Gather the lines from the material that contain "Keep".
>> start Dataset rows
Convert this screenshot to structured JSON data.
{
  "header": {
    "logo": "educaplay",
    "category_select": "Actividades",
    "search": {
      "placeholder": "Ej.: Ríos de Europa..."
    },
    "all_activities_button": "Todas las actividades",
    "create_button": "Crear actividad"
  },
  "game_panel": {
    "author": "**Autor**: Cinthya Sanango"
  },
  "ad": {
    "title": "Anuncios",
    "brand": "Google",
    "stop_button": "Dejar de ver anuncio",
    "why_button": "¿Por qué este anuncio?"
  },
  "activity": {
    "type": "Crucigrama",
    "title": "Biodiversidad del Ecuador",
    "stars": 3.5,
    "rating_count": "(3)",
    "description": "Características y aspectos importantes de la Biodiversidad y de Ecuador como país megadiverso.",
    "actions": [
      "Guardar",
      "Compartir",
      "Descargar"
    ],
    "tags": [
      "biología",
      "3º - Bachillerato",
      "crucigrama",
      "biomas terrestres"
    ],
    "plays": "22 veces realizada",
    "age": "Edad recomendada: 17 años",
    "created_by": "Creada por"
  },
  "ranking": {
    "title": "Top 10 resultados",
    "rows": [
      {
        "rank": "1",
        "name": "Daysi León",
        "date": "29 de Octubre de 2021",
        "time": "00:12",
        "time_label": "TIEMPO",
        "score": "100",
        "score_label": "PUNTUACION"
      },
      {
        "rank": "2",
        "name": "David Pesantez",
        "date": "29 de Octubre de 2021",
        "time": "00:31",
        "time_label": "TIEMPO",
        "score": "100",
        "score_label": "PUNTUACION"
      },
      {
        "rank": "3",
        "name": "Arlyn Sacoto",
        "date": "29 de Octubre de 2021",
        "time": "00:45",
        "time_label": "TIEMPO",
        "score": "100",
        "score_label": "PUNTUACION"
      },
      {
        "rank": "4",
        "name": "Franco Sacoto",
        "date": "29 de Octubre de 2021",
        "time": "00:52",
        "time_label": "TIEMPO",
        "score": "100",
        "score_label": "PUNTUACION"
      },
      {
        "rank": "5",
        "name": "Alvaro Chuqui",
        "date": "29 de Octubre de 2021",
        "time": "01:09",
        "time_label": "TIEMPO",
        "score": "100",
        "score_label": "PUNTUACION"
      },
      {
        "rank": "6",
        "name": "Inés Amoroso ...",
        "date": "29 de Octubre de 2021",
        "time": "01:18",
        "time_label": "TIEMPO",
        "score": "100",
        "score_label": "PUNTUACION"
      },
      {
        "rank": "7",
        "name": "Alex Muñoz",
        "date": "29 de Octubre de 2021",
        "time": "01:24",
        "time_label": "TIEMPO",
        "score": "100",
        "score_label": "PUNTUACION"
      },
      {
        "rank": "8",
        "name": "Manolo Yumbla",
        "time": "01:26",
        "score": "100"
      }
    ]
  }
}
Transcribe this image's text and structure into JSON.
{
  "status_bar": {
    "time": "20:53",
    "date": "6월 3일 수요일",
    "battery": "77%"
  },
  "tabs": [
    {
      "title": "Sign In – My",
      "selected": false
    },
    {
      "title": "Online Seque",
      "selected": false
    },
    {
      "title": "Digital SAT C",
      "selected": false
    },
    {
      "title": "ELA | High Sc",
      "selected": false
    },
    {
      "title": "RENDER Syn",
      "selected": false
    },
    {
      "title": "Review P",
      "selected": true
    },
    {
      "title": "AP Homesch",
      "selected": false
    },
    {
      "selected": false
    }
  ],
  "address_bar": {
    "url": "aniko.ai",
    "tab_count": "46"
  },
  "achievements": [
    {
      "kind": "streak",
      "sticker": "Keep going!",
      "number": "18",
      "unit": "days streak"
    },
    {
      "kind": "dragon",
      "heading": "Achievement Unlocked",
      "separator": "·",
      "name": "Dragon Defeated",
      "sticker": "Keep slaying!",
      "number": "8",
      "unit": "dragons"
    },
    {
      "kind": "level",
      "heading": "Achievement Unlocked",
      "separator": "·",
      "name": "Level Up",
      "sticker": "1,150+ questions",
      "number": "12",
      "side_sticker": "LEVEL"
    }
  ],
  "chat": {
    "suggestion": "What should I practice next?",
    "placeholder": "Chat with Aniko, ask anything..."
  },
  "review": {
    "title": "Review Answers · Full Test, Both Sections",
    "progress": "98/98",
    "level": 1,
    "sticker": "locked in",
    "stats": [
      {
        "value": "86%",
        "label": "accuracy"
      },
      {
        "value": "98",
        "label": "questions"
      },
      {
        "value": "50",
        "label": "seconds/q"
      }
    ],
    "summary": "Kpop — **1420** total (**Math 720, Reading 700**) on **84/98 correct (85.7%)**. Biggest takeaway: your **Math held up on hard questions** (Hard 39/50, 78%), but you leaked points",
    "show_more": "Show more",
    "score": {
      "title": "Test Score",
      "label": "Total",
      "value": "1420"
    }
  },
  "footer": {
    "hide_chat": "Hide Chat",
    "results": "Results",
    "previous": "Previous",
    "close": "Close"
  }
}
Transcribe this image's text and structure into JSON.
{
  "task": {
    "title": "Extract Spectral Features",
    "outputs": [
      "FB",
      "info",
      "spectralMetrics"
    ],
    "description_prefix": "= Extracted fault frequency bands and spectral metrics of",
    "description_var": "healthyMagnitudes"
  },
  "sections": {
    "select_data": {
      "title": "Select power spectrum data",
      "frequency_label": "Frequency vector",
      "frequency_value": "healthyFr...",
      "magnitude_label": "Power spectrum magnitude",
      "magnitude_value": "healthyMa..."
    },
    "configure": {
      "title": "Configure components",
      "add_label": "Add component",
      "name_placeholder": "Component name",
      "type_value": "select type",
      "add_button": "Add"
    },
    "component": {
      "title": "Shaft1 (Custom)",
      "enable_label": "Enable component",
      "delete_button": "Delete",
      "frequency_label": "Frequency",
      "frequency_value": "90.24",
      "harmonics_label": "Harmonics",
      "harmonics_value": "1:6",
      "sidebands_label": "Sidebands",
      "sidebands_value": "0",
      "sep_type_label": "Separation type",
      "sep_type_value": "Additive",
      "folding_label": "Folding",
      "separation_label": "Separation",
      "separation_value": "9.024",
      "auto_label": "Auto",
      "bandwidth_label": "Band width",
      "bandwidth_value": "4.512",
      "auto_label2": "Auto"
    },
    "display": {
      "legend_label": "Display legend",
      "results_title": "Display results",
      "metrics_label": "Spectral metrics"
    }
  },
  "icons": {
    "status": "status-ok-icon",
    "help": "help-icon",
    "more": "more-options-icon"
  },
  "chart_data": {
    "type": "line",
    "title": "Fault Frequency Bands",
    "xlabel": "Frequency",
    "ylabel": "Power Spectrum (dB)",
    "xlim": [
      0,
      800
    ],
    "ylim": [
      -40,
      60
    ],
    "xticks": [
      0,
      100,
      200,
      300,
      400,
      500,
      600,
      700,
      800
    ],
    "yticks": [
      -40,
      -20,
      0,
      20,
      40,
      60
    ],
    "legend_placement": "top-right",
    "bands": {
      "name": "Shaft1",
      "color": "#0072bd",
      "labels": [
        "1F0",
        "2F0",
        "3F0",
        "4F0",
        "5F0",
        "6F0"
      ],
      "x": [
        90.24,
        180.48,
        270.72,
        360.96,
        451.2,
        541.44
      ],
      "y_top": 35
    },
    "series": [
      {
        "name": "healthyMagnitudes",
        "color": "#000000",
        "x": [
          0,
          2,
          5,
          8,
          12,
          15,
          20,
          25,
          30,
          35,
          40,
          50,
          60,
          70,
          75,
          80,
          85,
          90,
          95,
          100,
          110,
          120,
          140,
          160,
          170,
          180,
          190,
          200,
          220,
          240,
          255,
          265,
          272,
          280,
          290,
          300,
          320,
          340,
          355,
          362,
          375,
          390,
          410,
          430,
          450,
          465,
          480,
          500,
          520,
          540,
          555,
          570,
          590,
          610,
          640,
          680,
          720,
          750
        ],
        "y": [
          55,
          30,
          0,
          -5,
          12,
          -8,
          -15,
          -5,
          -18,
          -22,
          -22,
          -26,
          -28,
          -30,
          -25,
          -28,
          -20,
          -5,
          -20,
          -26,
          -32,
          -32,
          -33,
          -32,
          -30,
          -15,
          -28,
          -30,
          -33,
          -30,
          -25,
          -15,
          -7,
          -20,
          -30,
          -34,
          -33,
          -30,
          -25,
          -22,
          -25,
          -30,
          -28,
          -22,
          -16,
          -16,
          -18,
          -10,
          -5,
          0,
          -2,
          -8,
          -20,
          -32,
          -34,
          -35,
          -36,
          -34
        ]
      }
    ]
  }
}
>> end Dataset rows
● **Written reply**
      "sticker": "Keep going!",
      "sticker": "Keep slaying!",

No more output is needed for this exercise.